● **Problem to solve**
Below are some records. Count the lines with "Oxygen" in them and give nothing but the total.

Begin

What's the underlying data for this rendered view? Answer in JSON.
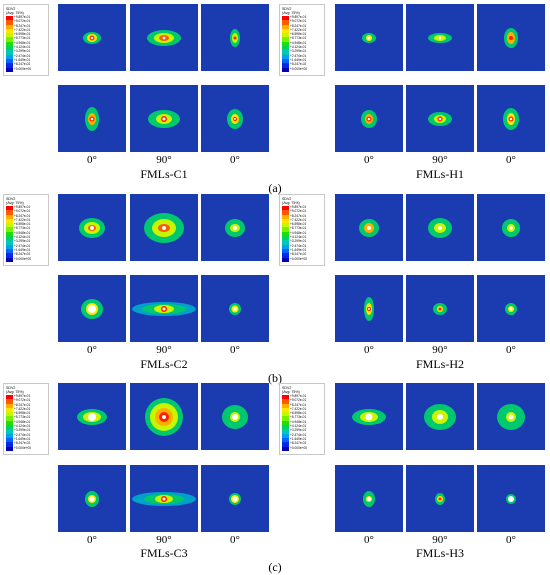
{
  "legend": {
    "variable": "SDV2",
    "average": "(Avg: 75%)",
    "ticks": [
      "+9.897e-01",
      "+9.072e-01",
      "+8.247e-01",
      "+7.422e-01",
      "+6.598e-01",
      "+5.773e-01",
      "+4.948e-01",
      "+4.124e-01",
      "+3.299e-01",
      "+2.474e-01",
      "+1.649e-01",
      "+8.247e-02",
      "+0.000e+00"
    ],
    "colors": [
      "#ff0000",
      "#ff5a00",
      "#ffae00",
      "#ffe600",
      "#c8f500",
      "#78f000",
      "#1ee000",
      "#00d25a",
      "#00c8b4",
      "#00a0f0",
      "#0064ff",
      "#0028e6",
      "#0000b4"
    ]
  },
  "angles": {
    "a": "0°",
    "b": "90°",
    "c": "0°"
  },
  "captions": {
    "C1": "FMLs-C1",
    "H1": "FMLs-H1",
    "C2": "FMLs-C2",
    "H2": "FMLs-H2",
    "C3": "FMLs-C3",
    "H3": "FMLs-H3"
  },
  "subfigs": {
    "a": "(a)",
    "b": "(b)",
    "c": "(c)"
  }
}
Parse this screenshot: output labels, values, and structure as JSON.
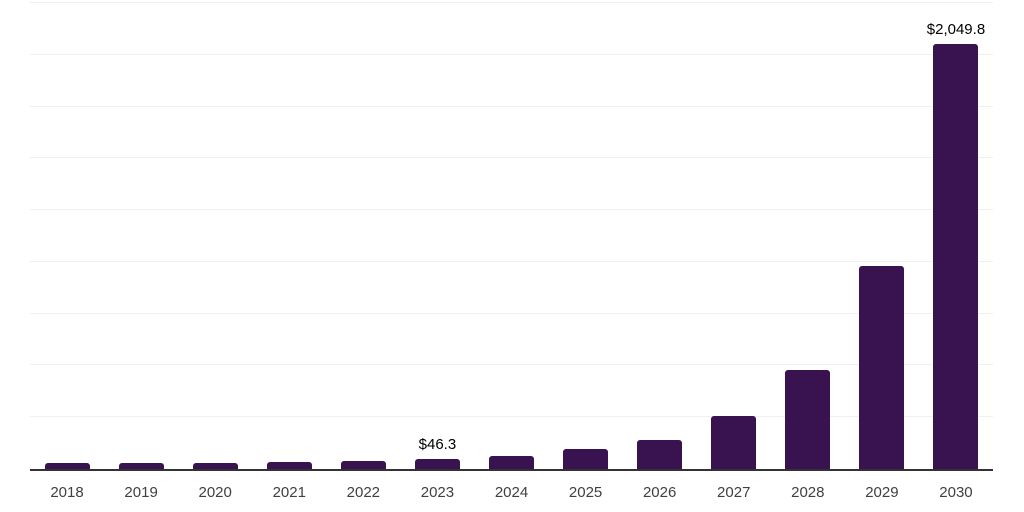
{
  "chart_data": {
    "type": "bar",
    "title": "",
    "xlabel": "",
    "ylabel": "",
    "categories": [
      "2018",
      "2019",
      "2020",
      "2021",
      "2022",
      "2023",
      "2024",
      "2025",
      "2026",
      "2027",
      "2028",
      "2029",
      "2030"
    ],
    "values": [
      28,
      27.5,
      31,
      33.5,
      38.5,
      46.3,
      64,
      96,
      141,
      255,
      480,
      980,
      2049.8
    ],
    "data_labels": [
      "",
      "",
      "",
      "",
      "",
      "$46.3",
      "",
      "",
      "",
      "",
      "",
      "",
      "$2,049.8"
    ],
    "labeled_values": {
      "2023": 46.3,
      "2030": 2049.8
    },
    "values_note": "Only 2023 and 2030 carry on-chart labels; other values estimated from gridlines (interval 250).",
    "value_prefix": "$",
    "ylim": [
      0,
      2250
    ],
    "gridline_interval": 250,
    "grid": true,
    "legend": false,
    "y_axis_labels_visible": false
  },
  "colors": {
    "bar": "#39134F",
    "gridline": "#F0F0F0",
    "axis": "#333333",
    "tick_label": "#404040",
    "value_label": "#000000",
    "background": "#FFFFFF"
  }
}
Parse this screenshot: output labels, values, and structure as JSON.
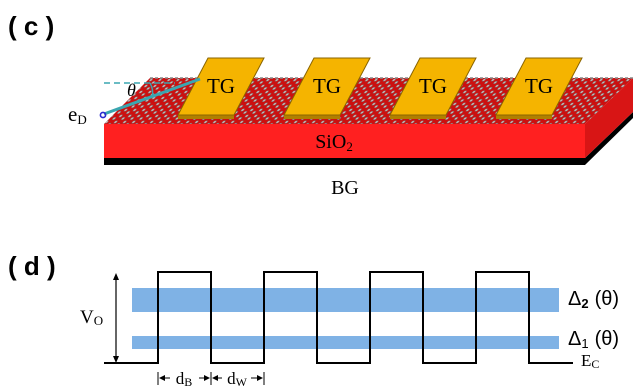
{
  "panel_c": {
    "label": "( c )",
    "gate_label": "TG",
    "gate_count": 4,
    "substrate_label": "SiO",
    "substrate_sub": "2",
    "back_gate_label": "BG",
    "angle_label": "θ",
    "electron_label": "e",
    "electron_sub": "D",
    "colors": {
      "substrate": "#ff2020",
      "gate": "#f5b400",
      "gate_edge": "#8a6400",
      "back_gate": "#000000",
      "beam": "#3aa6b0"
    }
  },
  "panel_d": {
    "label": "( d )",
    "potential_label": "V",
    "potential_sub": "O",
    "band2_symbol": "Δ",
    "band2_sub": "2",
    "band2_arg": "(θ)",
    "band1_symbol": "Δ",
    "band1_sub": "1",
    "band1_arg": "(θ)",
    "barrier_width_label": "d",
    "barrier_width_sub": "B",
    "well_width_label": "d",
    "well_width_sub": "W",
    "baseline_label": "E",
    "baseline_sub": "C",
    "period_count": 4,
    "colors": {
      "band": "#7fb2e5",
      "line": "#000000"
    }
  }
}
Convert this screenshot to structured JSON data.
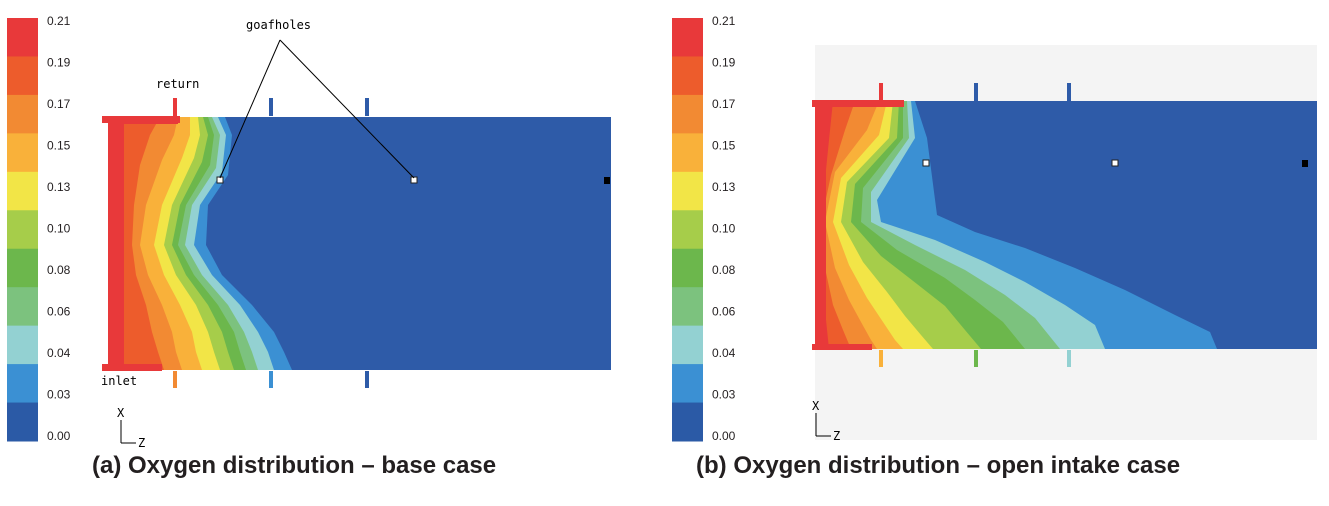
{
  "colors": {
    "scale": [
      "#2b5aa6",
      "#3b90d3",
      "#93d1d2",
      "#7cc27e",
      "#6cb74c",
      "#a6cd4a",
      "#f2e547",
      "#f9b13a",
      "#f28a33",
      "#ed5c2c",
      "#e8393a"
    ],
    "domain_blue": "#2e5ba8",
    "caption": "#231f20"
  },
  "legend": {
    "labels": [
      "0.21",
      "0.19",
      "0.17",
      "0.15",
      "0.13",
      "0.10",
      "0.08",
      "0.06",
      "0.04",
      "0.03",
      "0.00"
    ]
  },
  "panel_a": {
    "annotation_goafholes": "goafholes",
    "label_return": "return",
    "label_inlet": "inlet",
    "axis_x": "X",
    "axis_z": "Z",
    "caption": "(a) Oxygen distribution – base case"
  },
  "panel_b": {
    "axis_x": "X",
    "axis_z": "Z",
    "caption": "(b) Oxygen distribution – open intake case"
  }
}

End

● **Answer in full**
2